REQUIRED TASK: Copy the lines holding the word "Powertrain", all of them.

* * * * * * * * *

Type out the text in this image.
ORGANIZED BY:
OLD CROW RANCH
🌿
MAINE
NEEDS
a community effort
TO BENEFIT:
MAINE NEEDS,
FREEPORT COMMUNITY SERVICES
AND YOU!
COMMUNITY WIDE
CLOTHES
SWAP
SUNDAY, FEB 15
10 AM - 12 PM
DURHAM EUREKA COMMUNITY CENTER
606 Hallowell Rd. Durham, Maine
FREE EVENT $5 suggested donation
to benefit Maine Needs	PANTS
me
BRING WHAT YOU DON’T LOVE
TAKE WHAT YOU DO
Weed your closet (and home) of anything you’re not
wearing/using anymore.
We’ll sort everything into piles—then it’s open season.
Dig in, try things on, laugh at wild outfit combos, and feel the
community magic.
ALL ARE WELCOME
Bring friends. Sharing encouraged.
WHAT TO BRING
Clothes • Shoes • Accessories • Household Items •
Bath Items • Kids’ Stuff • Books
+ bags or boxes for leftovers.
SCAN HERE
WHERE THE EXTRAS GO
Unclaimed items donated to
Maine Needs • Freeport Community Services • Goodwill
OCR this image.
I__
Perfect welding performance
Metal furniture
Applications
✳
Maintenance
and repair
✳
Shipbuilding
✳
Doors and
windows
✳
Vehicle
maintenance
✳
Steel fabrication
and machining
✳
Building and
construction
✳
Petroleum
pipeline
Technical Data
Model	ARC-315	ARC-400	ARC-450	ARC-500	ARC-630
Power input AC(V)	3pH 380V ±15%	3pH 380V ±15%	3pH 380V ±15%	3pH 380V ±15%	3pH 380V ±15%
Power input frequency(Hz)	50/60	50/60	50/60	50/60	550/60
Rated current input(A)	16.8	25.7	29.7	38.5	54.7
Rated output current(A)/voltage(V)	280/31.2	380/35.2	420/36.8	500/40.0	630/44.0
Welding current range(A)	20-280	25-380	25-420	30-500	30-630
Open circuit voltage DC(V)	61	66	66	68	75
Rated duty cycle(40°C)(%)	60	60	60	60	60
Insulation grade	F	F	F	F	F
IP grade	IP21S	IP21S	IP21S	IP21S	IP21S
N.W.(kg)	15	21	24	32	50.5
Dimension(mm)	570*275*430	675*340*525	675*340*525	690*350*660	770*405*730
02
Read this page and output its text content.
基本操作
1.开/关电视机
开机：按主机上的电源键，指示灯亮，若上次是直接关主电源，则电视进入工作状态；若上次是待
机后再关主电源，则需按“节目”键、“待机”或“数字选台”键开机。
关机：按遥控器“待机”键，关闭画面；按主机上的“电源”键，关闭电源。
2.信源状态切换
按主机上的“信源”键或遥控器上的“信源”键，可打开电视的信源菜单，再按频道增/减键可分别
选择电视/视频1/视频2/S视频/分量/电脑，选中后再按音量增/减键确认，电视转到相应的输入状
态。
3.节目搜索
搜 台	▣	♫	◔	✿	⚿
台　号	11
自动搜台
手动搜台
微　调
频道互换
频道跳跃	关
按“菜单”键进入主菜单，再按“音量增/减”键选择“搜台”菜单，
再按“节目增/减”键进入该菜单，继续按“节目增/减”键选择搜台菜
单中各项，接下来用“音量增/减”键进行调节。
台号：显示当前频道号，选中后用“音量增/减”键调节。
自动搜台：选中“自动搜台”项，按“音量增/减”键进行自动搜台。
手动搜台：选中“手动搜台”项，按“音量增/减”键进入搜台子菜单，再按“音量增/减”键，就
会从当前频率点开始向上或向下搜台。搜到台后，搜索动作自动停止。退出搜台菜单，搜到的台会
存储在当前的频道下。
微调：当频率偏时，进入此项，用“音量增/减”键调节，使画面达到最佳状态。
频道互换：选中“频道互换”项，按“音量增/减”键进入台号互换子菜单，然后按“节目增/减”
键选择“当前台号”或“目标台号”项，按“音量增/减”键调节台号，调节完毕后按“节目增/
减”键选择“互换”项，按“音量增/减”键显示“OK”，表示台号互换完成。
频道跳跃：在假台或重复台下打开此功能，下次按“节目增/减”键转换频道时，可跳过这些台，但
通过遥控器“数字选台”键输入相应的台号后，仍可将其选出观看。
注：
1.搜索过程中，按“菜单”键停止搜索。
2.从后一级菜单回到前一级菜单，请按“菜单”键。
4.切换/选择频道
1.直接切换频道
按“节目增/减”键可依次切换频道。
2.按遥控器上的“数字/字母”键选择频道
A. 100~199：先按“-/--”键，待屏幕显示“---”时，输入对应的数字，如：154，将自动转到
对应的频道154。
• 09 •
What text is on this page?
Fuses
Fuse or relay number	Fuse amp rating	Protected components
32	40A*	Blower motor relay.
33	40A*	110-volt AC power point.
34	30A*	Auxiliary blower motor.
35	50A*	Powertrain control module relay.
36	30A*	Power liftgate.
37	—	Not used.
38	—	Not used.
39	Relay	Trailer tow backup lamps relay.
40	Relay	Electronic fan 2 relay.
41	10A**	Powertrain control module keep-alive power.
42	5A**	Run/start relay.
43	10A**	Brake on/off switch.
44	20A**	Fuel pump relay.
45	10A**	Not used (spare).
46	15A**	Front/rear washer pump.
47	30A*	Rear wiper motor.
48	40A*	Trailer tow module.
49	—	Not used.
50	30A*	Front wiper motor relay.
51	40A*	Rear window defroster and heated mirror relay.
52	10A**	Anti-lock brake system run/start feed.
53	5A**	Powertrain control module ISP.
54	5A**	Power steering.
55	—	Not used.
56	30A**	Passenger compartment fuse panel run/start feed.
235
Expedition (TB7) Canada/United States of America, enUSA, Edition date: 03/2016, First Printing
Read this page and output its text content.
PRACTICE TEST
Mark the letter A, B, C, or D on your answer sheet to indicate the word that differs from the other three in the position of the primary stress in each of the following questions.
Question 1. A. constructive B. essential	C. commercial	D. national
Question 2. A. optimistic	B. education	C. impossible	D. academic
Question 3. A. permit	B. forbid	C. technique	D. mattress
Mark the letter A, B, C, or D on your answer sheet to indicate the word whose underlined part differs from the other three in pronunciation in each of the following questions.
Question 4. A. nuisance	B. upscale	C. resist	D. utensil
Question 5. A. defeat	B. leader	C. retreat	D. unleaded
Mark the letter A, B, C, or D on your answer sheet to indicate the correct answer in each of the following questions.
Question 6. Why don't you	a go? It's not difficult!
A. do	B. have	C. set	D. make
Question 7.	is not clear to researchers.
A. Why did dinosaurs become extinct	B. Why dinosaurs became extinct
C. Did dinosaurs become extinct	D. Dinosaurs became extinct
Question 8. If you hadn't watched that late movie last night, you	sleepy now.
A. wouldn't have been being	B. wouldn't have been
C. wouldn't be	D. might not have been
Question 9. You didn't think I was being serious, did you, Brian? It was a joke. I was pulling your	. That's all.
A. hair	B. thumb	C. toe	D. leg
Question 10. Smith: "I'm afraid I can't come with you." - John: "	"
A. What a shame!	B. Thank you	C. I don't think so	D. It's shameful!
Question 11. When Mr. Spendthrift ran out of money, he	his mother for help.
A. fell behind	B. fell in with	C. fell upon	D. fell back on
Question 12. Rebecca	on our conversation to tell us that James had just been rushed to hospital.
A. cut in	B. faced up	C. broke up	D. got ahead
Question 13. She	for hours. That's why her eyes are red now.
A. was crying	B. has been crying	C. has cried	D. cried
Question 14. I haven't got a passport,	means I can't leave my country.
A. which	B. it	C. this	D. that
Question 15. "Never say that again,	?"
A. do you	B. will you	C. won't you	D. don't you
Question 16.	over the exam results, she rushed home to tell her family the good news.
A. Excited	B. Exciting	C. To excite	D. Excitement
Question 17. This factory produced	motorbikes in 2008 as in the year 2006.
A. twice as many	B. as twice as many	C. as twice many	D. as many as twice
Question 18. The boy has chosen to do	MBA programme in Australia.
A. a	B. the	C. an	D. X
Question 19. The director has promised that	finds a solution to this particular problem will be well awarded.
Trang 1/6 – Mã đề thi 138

* * * * * * * * *

THE SOLUTION:
35	50A*	Powertrain control module relay.
41	10A**	Powertrain control module keep-alive power.
53	5A**	Powertrain control module ISP.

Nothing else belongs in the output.